=== OBJECTIVE ===
Pictures do not belong in the copy; restate the records below word for word.
____ GIVEN RECORDS
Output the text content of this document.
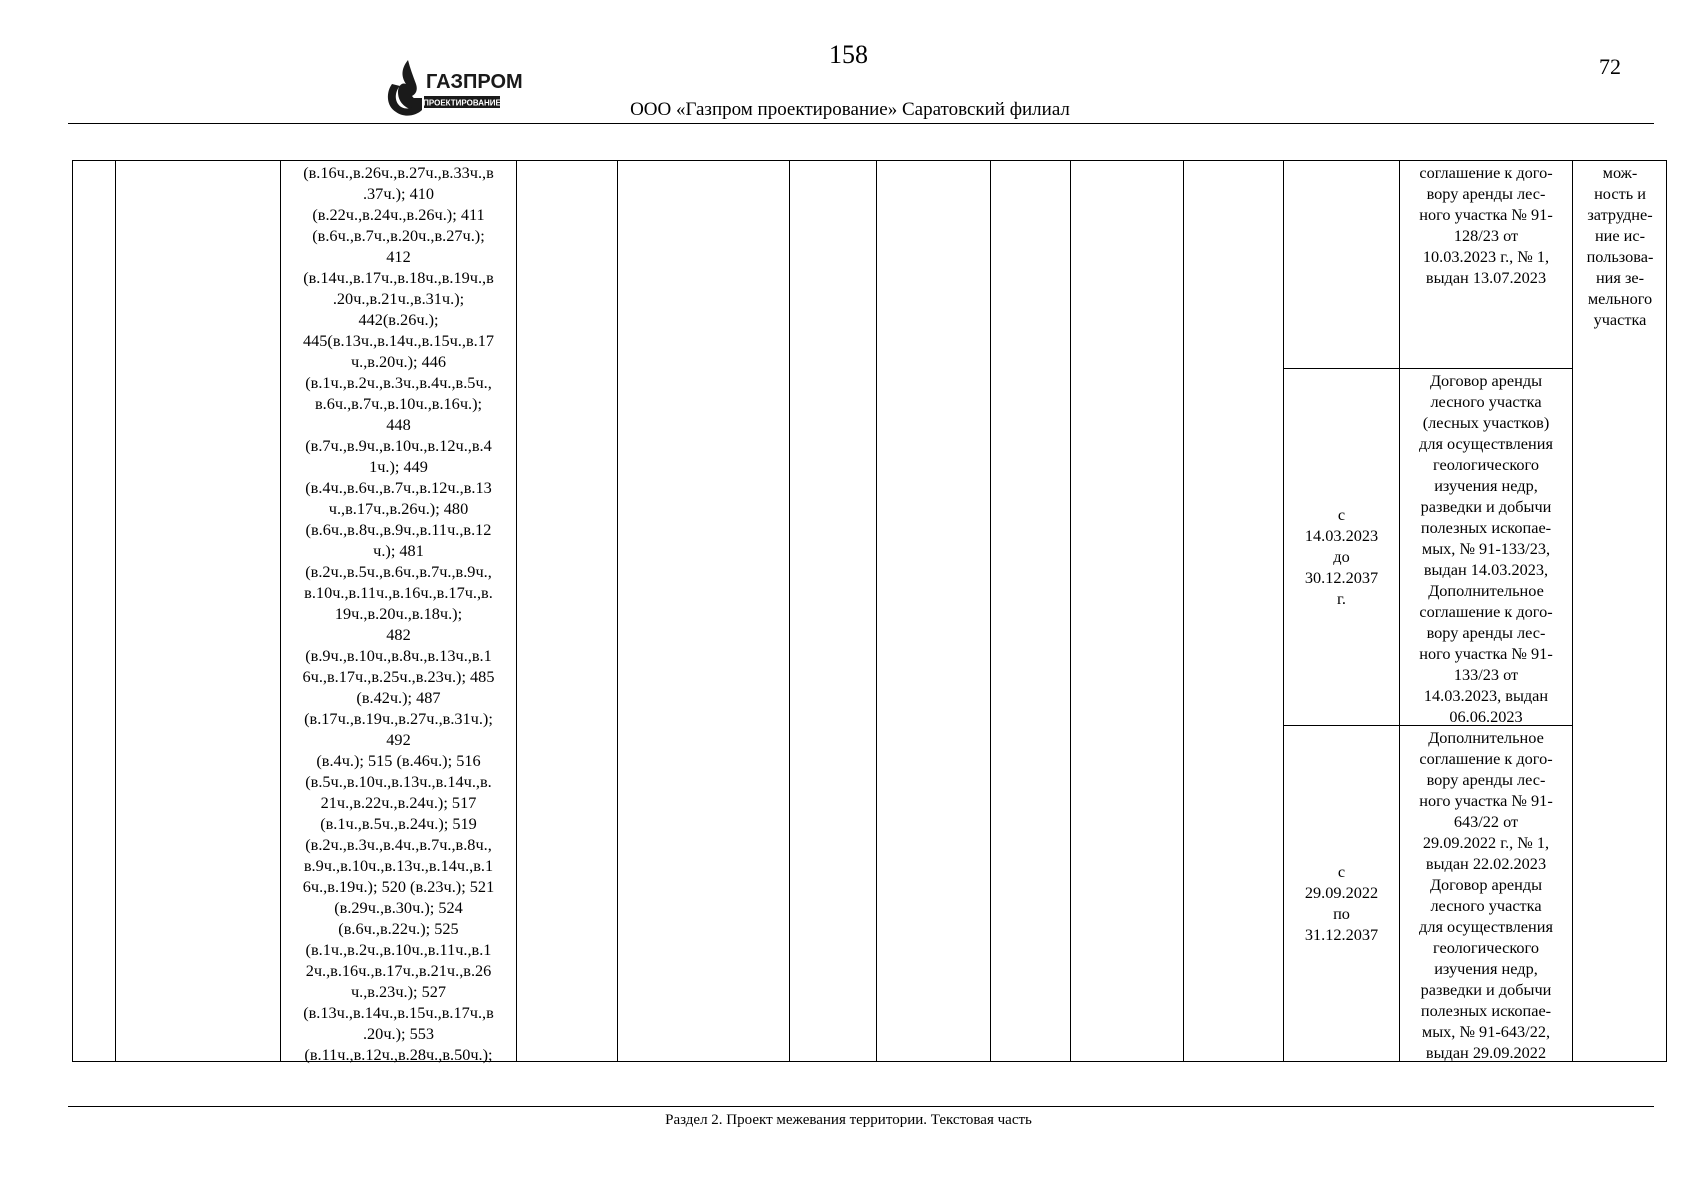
158	72
ГАЗПРОМ
ПРОЕКТИРОВАНИЕ	ООО «Газпром проектирование» Саратовский филиал
(в.16ч.,в.26ч.,в.27ч.,в.33ч.,в
.37ч.); 410
(в.22ч.,в.24ч.,в.26ч.); 411
(в.6ч.,в.7ч.,в.20ч.,в.27ч.);
412
(в.14ч.,в.17ч.,в.18ч.,в.19ч.,в
.20ч.,в.21ч.,в.31ч.);
442(в.26ч.);
445(в.13ч.,в.14ч.,в.15ч.,в.17
ч.,в.20ч.); 446
(в.1ч.,в.2ч.,в.3ч.,в.4ч.,в.5ч.,
в.6ч.,в.7ч.,в.10ч.,в.16ч.);
448
(в.7ч.,в.9ч.,в.10ч.,в.12ч.,в.4
1ч.); 449
(в.4ч.,в.6ч.,в.7ч.,в.12ч.,в.13
ч.,в.17ч.,в.26ч.); 480
(в.6ч.,в.8ч.,в.9ч.,в.11ч.,в.12
ч.); 481
(в.2ч.,в.5ч.,в.6ч.,в.7ч.,в.9ч.,
в.10ч.,в.11ч.,в.16ч.,в.17ч.,в.
19ч.,в.20ч.,в.18ч.);
482
(в.9ч.,в.10ч.,в.8ч.,в.13ч.,в.1
6ч.,в.17ч.,в.25ч.,в.23ч.); 485
(в.42ч.); 487
(в.17ч.,в.19ч.,в.27ч.,в.31ч.);
492
(в.4ч.); 515 (в.46ч.); 516
(в.5ч.,в.10ч.,в.13ч.,в.14ч.,в.
21ч.,в.22ч.,в.24ч.); 517
(в.1ч.,в.5ч.,в.24ч.); 519
(в.2ч.,в.3ч.,в.4ч.,в.7ч.,в.8ч.,
в.9ч.,в.10ч.,в.13ч.,в.14ч.,в.1
6ч.,в.19ч.); 520 (в.23ч.); 521
(в.29ч.,в.30ч.); 524
(в.6ч.,в.22ч.); 525
(в.1ч.,в.2ч.,в.10ч.,в.11ч.,в.1
2ч.,в.16ч.,в.17ч.,в.21ч.,в.26
ч.,в.23ч.); 527
(в.13ч.,в.14ч.,в.15ч.,в.17ч.,в
.20ч.); 553
(в.11ч.,в.12ч.,в.28ч.,в.50ч.);
с
14.03.2023
до
30.12.2037
г.
с
29.09.2022
по
31.12.2037
соглашение к дого-
вору аренды лес-
ного участка № 91-
128/23 от
10.03.2023 г., № 1,
выдан 13.07.2023
Договор аренды
лесного участка
(лесных участков)
для осуществления
геологического
изучения недр,
разведки и добычи
полезных ископае-
мых, № 91-133/23,
выдан 14.03.2023,
Дополнительное
соглашение к дого-
вору аренды лес-
ного участка № 91-
133/23 от
14.03.2023, выдан
06.06.2023
Дополнительное
соглашение к дого-
вору аренды лес-
ного участка № 91-
643/22 от
29.09.2022 г., № 1,
выдан 22.02.2023
Договор аренды
лесного участка
для осуществления
геологического
изучения недр,
разведки и добычи
полезных ископае-
мых, № 91-643/22,
выдан 29.09.2022
мож-
ность и
затрудне-
ние ис-
пользова-
ния зе-
мельного
участка
Раздел 2. Проект межевания территории. Текстовая часть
________
=== WRITTEN SOLUTION ===
Output the text content of this document.
158	72
ГАЗПРОМ
ПРОЕКТИРОВАНИЕ	ООО «Газпром проектирование» Саратовский филиал
(в.16ч.,в.26ч.,в.27ч.,в.33ч.,в
.37ч.); 410
(в.22ч.,в.24ч.,в.26ч.); 411
(в.6ч.,в.7ч.,в.20ч.,в.27ч.);
412
(в.14ч.,в.17ч.,в.18ч.,в.19ч.,в
.20ч.,в.21ч.,в.31ч.);
442(в.26ч.);
445(в.13ч.,в.14ч.,в.15ч.,в.17
ч.,в.20ч.); 446
(в.1ч.,в.2ч.,в.3ч.,в.4ч.,в.5ч.,
в.6ч.,в.7ч.,в.10ч.,в.16ч.);
448
(в.7ч.,в.9ч.,в.10ч.,в.12ч.,в.4
1ч.); 449
(в.4ч.,в.6ч.,в.7ч.,в.12ч.,в.13
ч.,в.17ч.,в.26ч.); 480
(в.6ч.,в.8ч.,в.9ч.,в.11ч.,в.12
ч.); 481
(в.2ч.,в.5ч.,в.6ч.,в.7ч.,в.9ч.,
в.10ч.,в.11ч.,в.16ч.,в.17ч.,в.
19ч.,в.20ч.,в.18ч.);
482
(в.9ч.,в.10ч.,в.8ч.,в.13ч.,в.1
6ч.,в.17ч.,в.25ч.,в.23ч.); 485
(в.42ч.); 487
(в.17ч.,в.19ч.,в.27ч.,в.31ч.);
492
(в.4ч.); 515 (в.46ч.); 516
(в.5ч.,в.10ч.,в.13ч.,в.14ч.,в.
21ч.,в.22ч.,в.24ч.); 517
(в.1ч.,в.5ч.,в.24ч.); 519
(в.2ч.,в.3ч.,в.4ч.,в.7ч.,в.8ч.,
в.9ч.,в.10ч.,в.13ч.,в.14ч.,в.1
6ч.,в.19ч.); 520 (в.23ч.); 521
(в.29ч.,в.30ч.); 524
(в.6ч.,в.22ч.); 525
(в.1ч.,в.2ч.,в.10ч.,в.11ч.,в.1
2ч.,в.16ч.,в.17ч.,в.21ч.,в.26
ч.,в.23ч.); 527
(в.13ч.,в.14ч.,в.15ч.,в.17ч.,в
.20ч.); 553
(в.11ч.,в.12ч.,в.28ч.,в.50ч.);
с
14.03.2023
до
30.12.2037
г.
с
29.09.2022
по
31.12.2037
соглашение к дого-
вору аренды лес-
ного участка № 91-
128/23 от
10.03.2023 г., № 1,
выдан 13.07.2023
Договор аренды
лесного участка
(лесных участков)
для осуществления
геологического
изучения недр,
разведки и добычи
полезных ископае-
мых, № 91-133/23,
выдан 14.03.2023,
Дополнительное
соглашение к дого-
вору аренды лес-
ного участка № 91-
133/23 от
14.03.2023, выдан
06.06.2023
Дополнительное
соглашение к дого-
вору аренды лес-
ного участка № 91-
643/22 от
29.09.2022 г., № 1,
выдан 22.02.2023
Договор аренды
лесного участка
для осуществления
геологического
изучения недр,
разведки и добычи
полезных ископае-
мых, № 91-643/22,
выдан 29.09.2022
мож-
ность и
затрудне-
ние ис-
пользова-
ния зе-
мельного
участка
Раздел 2. Проект межевания территории. Текстовая часть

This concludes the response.